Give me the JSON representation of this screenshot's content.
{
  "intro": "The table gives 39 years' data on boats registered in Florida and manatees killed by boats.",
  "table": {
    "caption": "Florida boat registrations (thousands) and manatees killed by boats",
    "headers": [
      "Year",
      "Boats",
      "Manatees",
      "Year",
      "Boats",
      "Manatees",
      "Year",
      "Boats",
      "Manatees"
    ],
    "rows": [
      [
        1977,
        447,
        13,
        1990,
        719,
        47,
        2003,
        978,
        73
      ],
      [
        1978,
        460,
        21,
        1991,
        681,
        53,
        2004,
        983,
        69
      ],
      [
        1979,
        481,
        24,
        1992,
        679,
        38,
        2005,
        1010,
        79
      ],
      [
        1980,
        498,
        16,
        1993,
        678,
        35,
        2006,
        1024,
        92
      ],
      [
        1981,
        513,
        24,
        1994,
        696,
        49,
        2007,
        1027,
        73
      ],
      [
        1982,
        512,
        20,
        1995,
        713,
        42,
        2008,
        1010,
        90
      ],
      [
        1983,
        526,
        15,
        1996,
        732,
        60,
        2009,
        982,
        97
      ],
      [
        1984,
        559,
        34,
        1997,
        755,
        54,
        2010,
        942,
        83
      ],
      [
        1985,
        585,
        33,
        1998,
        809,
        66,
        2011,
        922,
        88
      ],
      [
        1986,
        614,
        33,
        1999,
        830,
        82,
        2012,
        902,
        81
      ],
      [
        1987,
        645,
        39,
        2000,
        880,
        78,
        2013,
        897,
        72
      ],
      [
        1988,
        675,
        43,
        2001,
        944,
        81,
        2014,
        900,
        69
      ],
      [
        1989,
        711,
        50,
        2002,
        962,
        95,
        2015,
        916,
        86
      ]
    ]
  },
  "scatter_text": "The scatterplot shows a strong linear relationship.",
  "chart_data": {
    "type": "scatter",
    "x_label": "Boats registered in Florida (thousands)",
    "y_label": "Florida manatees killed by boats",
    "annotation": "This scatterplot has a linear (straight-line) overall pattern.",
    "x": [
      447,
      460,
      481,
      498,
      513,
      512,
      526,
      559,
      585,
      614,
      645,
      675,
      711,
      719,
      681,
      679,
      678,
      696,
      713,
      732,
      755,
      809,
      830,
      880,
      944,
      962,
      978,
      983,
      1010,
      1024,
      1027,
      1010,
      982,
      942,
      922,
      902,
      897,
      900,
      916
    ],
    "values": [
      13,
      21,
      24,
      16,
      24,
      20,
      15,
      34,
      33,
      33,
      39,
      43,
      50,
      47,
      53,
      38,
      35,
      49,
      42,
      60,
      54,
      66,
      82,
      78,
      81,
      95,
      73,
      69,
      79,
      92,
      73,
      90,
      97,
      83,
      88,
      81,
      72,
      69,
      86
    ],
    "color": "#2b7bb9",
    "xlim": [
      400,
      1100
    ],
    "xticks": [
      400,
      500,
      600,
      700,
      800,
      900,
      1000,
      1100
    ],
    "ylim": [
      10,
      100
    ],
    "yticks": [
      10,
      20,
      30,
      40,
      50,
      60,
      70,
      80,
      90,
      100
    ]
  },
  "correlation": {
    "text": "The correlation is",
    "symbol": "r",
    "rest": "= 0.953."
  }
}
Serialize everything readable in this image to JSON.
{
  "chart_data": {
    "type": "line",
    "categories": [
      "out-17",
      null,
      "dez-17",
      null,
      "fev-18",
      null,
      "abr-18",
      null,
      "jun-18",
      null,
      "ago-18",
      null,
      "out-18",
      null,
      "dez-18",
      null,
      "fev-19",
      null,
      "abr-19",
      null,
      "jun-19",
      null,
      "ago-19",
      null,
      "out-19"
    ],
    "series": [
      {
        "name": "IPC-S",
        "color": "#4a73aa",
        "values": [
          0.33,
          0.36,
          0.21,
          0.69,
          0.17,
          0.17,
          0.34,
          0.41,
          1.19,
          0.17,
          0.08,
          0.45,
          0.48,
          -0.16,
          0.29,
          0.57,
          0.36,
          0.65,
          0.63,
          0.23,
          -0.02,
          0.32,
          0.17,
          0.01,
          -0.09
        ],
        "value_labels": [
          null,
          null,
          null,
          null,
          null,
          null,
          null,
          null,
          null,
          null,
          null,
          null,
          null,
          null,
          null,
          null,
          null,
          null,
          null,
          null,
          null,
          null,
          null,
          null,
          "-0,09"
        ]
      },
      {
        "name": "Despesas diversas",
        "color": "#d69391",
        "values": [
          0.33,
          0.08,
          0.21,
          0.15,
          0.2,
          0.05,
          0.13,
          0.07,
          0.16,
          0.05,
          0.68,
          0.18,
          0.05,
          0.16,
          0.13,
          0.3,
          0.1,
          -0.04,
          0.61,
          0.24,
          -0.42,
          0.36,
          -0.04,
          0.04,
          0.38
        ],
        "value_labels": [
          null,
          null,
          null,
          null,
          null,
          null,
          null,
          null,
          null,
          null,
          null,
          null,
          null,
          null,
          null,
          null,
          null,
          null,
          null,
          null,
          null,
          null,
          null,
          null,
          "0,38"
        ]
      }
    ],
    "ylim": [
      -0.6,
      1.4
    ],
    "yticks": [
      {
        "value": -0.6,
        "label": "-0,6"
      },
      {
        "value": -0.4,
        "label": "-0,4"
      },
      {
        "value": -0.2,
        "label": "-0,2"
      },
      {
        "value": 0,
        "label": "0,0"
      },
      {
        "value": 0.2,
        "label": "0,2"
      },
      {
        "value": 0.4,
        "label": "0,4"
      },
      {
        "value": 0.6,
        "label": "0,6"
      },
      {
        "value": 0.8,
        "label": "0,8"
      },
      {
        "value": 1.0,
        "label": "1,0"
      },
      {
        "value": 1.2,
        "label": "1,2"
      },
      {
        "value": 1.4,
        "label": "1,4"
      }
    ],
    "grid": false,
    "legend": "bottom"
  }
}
· · ·
§ **TASK STATEMENT**
Isolate the lines that hold the word "killed" and copy all of them.

§ **THE SOLUTION**
  "intro": "The table gives 39 years' data on boats registered in Florida and manatees killed by boats.",
    "caption": "Florida boat registrations (thousands) and manatees killed by boats",
    "y_label": "Florida manatees killed by boats",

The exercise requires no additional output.